*Work required*. Give every entry again, word for word and in full.

# # # #

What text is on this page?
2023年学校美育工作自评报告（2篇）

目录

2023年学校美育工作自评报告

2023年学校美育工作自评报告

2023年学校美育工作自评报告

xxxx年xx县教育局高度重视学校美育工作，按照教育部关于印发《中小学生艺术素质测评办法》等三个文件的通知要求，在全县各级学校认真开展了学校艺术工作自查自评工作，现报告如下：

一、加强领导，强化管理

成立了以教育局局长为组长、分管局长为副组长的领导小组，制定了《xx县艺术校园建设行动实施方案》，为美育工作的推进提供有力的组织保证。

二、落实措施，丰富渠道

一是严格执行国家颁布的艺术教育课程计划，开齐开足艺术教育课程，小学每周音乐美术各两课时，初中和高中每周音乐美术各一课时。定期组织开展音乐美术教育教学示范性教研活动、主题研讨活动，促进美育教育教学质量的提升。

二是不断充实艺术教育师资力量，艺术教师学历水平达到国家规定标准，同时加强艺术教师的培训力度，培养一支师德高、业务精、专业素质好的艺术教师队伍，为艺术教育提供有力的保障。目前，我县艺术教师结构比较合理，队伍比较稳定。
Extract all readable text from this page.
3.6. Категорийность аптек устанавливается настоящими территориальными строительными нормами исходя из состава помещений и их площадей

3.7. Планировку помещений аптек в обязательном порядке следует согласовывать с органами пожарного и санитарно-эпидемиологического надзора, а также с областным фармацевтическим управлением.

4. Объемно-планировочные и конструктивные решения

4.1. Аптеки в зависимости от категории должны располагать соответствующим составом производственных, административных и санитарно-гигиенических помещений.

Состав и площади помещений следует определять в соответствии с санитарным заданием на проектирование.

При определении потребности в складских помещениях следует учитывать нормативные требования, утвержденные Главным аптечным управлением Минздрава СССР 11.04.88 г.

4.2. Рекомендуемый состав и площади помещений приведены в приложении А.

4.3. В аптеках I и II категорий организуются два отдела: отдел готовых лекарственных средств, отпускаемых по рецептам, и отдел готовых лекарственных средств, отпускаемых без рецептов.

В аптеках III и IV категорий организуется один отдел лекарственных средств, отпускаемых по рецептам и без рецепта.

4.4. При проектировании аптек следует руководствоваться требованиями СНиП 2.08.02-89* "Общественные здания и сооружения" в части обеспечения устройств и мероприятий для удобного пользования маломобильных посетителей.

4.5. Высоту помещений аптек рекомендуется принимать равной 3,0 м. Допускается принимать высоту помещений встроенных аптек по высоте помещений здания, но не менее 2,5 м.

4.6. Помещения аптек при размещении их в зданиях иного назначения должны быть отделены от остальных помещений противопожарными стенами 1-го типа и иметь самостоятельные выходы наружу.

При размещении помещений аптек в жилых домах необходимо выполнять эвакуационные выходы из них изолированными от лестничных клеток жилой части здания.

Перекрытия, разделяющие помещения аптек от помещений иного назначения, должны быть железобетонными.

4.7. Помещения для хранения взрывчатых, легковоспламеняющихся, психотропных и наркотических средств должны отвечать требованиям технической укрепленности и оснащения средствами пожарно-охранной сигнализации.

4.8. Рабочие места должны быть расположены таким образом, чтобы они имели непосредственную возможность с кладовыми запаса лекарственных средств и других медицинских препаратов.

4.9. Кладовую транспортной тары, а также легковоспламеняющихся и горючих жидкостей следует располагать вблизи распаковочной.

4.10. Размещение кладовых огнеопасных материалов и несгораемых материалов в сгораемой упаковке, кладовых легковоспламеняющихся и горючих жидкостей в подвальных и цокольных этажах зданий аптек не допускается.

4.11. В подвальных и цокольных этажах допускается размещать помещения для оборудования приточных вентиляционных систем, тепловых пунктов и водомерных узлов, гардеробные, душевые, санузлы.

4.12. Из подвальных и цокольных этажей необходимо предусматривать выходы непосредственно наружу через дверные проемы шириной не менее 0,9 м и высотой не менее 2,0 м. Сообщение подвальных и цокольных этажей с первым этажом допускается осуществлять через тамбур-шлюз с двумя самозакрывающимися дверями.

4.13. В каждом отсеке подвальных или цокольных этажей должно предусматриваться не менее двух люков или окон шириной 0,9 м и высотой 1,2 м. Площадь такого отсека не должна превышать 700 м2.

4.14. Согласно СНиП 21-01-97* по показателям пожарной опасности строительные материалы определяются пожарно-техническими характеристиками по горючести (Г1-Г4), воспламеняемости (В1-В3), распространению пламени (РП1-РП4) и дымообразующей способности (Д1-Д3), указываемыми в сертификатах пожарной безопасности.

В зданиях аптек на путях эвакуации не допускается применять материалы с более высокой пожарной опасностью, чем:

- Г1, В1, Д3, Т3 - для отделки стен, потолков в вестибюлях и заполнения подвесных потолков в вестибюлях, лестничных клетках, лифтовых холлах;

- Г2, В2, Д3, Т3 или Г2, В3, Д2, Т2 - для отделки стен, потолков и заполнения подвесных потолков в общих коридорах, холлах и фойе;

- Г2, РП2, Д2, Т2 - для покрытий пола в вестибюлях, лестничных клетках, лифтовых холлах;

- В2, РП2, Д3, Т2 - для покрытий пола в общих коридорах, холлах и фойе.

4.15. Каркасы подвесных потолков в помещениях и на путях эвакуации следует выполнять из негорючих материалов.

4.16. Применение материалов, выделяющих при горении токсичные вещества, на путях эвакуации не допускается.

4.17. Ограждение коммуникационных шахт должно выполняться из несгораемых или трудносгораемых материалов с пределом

# # # #

*Exercise solution*.
What text is on this page?
2023年学校美育工作自评报告（2篇）

目录

2023年学校美育工作自评报告

2023年学校美育工作自评报告

2023年学校美育工作自评报告

xxxx年xx县教育局高度重视学校美育工作，按照教育部关于印发《中小学生艺术素质测评办法》等三个文件的通知要求，在全县各级学校认真开展了学校艺术工作自查自评工作，现报告如下：

一、加强领导，强化管理

成立了以教育局局长为组长、分管局长为副组长的领导小组，制定了《xx县艺术校园建设行动实施方案》，为美育工作的推进提供有力的组织保证。

二、落实措施，丰富渠道

一是严格执行国家颁布的艺术教育课程计划，开齐开足艺术教育课程，小学每周音乐美术各两课时，初中和高中每周音乐美术各一课时。定期组织开展音乐美术教育教学示范性教研活动、主题研讨活动，促进美育教育教学质量的提升。

二是不断充实艺术教育师资力量，艺术教师学历水平达到国家规定标准，同时加强艺术教师的培训力度，培养一支师德高、业务精、专业素质好的艺术教师队伍，为艺术教育提供有力的保障。目前，我县艺术教师结构比较合理，队伍比较稳定。
Extract all readable text from this page.
3.6. Категорийность аптек устанавливается настоящими территориальными строительными нормами исходя из состава помещений и их площадей

3.7. Планировку помещений аптек в обязательном порядке следует согласовывать с органами пожарного и санитарно-эпидемиологического надзора, а также с областным фармацевтическим управлением.

4. Объемно-планировочные и конструктивные решения

4.1. Аптеки в зависимости от категории должны располагать соответствующим составом производственных, административных и санитарно-гигиенических помещений.

Состав и площади помещений следует определять в соответствии с санитарным заданием на проектирование.

При определении потребности в складских помещениях следует учитывать нормативные требования, утвержденные Главным аптечным управлением Минздрава СССР 11.04.88 г.

4.2. Рекомендуемый состав и площади помещений приведены в приложении А.

4.3. В аптеках I и II категорий организуются два отдела: отдел готовых лекарственных средств, отпускаемых по рецептам, и отдел готовых лекарственных средств, отпускаемых без рецептов.

В аптеках III и IV категорий организуется один отдел лекарственных средств, отпускаемых по рецептам и без рецепта.

4.4. При проектировании аптек следует руководствоваться требованиями СНиП 2.08.02-89* "Общественные здания и сооружения" в части обеспечения устройств и мероприятий для удобного пользования маломобильных посетителей.

4.5. Высоту помещений аптек рекомендуется принимать равной 3,0 м. Допускается принимать высоту помещений встроенных аптек по высоте помещений здания, но не менее 2,5 м.

4.6. Помещения аптек при размещении их в зданиях иного назначения должны быть отделены от остальных помещений противопожарными стенами 1-го типа и иметь самостоятельные выходы наружу.

При размещении помещений аптек в жилых домах необходимо выполнять эвакуационные выходы из них изолированными от лестничных клеток жилой части здания.

Перекрытия, разделяющие помещения аптек от помещений иного назначения, должны быть железобетонными.

4.7. Помещения для хранения взрывчатых, легковоспламеняющихся, психотропных и наркотических средств должны отвечать требованиям технической укрепленности и оснащения средствами пожарно-охранной сигнализации.

4.8. Рабочие места должны быть расположены таким образом, чтобы они имели непосредственную возможность с кладовыми запаса лекарственных средств и других медицинских препаратов.

4.9. Кладовую транспортной тары, а также легковоспламеняющихся и горючих жидкостей следует располагать вблизи распаковочной.

4.10. Размещение кладовых огнеопасных материалов и несгораемых материалов в сгораемой упаковке, кладовых легковоспламеняющихся и горючих жидкостей в подвальных и цокольных этажах зданий аптек не допускается.

4.11. В подвальных и цокольных этажах допускается размещать помещения для оборудования приточных вентиляционных систем, тепловых пунктов и водомерных узлов, гардеробные, душевые, санузлы.

4.12. Из подвальных и цокольных этажей необходимо предусматривать выходы непосредственно наружу через дверные проемы шириной не менее 0,9 м и высотой не менее 2,0 м. Сообщение подвальных и цокольных этажей с первым этажом допускается осуществлять через тамбур-шлюз с двумя самозакрывающимися дверями.

4.13. В каждом отсеке подвальных или цокольных этажей должно предусматриваться не менее двух люков или окон шириной 0,9 м и высотой 1,2 м. Площадь такого отсека не должна превышать 700 м2.

4.14. Согласно СНиП 21-01-97* по показателям пожарной опасности строительные материалы определяются пожарно-техническими характеристиками по горючести (Г1-Г4), воспламеняемости (В1-В3), распространению пламени (РП1-РП4) и дымообразующей способности (Д1-Д3), указываемыми в сертификатах пожарной безопасности.

В зданиях аптек на путях эвакуации не допускается применять материалы с более высокой пожарной опасностью, чем:

- Г1, В1, Д3, Т3 - для отделки стен, потолков в вестибюлях и заполнения подвесных потолков в вестибюлях, лестничных клетках, лифтовых холлах;

- Г2, В2, Д3, Т3 или Г2, В3, Д2, Т2 - для отделки стен, потолков и заполнения подвесных потолков в общих коридорах, холлах и фойе;

- Г2, РП2, Д2, Т2 - для покрытий пола в вестибюлях, лестничных клетках, лифтовых холлах;

- В2, РП2, Д3, Т2 - для покрытий пола в общих коридорах, холлах и фойе.

4.15. Каркасы подвесных потолков в помещениях и на путях эвакуации следует выполнять из негорючих материалов.

4.16. Применение материалов, выделяющих при горении токсичные вещества, на путях эвакуации не допускается.

4.17. Ограждение коммуникационных шахт должно выполняться из несгораемых или трудносгораемых материалов с пределом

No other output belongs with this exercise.